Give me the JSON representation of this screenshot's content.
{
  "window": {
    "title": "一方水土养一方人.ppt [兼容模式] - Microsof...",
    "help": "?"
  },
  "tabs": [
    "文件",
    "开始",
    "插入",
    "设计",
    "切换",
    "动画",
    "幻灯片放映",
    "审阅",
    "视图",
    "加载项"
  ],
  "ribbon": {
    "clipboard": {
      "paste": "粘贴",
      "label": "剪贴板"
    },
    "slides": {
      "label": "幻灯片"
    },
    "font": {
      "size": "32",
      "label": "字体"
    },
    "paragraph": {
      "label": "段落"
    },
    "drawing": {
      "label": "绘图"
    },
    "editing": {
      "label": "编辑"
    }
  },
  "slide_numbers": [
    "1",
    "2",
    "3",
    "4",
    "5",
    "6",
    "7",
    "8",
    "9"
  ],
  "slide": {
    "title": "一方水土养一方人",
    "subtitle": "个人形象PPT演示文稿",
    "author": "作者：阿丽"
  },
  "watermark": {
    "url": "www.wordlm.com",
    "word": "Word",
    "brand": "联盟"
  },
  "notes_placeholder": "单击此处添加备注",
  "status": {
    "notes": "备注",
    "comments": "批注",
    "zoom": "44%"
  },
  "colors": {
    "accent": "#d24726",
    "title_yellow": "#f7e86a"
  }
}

=-=-=-=-=

> _DO THIS_
Reproduce each line verbatim.

> _FINISHED EXERCISE_
Give me the JSON representation of this screenshot's content.
{
  "window": {
    "title": "一方水土养一方人.ppt [兼容模式] - Microsof...",
    "help": "?"
  },
  "tabs": [
    "文件",
    "开始",
    "插入",
    "设计",
    "切换",
    "动画",
    "幻灯片放映",
    "审阅",
    "视图",
    "加载项"
  ],
  "ribbon": {
    "clipboard": {
      "paste": "粘贴",
      "label": "剪贴板"
    },
    "slides": {
      "label": "幻灯片"
    },
    "font": {
      "size": "32",
      "label": "字体"
    },
    "paragraph": {
      "label": "段落"
    },
    "drawing": {
      "label": "绘图"
    },
    "editing": {
      "label": "编辑"
    }
  },
  "slide_numbers": [
    "1",
    "2",
    "3",
    "4",
    "5",
    "6",
    "7",
    "8",
    "9"
  ],
  "slide": {
    "title": "一方水土养一方人",
    "subtitle": "个人形象PPT演示文稿",
    "author": "作者：阿丽"
  },
  "watermark": {
    "url": "www.wordlm.com",
    "word": "Word",
    "brand": "联盟"
  },
  "notes_placeholder": "单击此处添加备注",
  "status": {
    "notes": "备注",
    "comments": "批注",
    "zoom": "44%"
  },
  "colors": {
    "accent": "#d24726",
    "title_yellow": "#f7e86a"
  }
}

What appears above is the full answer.